#### Compiti da svolgere:
- a) Rispondi a queste domande basandoti sull'estratto dell'intervista sull'album:
(i) Quale filosofo viene citato per l'idea che ogni scelta sia un'ecatombe di possibili?
(ii) Di chi sono le opere che hanno reso possibile la veste grafica del disco?
(iii) Quali sono i nomi dei cani ricordati in riferimento a "La Storia"?
- b) Indica se ciascuna affermazione concorda con l'estratto dell'intervista sull'album. Rispondi con sì o no e cita tra virgolette le parole che lo decidono.
(i) Chi parla ritiene l'album ancorato al passato.
(ii) Il disco non contiene nessuna sovraincisione.
(iii) La RadiciMusic Records impiega carta di alta qualità per le confezioni dei suoi dischi.

#### Estratto del documento:
Se è vero che ogni scelta è un’ecatombe di possibili, come diceva Epicuro, direi che non è il frutto di nessuna ricerca di stile. Certamente è un album che porta spontaneamente in sé molto della mia formazione musicale accumulata in tanti anni, ma non lo definirei ancorato al passato. Anzi, considero queste canzoni saldamente legate al presente: nel loro evocare una pagina importante del nostro paese che ci appartiene, della Storia che per Cicerone era “magistra vitae”, e in generale di tutte quelle storie che – attraverso la capacità di fondare la memoria – aprono inevitabilmente al futuro.
Prima di ascoltare il disco guardiamolo: opera ricca di illustrazioni. Ce ne parli?
Tutta la veste grafica è stata possibile grazie alle opere di mio padre, il pittore Massimo Cantini. Dipinti che ho visto nascere, e che per ovvie ragioni di contenuti – quali la violenza sulle donne e le statuarie rappresentazioni di vittime innocenti – ho trovato particolarmente adatti nell’illustrare il disco. Non a caso, sono spesso quadri di velata denuncia che hanno significati ecumenici. E per quanto concerne i profili del cane e del gallo nel packaging, anch’essi magistralmente rappresentati da mio padre, sappiamo l’importanza degli animali – soprattutto dei cani Blitz e Bella – all’interno de “La Storia”. Il merito del prodotto finale è anche di Aldo Coppola Neri e Stefania Cocozza della RadiciMusic Records, che curano sempre particolarmente – con raffinata sensibilità – le confezioni dei loro dischi, valorizzandoli al meglio grazie a tipologie di carta di alta qualità, materica al tatto e molto gradevole alla vista.
E veniamo al suono: un disco live in tutti i sensi, a parte qualche sovraincisione. Come mai questa scelta?

#### Dati in esame:
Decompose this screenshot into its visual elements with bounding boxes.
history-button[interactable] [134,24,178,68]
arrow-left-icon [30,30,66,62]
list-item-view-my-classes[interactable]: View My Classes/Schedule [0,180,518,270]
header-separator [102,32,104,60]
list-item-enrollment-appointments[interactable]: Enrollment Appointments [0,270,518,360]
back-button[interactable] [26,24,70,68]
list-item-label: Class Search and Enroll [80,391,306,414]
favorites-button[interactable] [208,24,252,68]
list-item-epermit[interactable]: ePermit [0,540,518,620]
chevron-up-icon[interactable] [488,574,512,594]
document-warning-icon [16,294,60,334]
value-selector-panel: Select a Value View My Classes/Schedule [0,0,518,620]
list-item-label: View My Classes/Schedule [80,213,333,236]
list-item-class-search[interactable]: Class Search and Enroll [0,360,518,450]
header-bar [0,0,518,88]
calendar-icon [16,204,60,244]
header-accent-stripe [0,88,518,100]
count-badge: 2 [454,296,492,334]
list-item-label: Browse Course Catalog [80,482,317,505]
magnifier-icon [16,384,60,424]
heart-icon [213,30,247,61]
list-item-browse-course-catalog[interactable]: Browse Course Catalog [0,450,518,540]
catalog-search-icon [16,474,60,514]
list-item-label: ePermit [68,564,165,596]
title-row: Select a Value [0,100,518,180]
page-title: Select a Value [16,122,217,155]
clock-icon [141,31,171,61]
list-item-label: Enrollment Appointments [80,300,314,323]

#### Soluzioni per compito:
- a)
(i) Epicuro.
(ii) Del padre di chi parla, il pittore Massimo Cantini.
(iii) Blitz e Bella.

- b)
(i) No: «ma non lo definirei ancorato al passato».
(ii) No: «un disco live in tutti i sensi, a parte qualche sovraincisione».
(iii) Sì: «valorizzandoli al meglio grazie a tipologie di carta di alta qualità».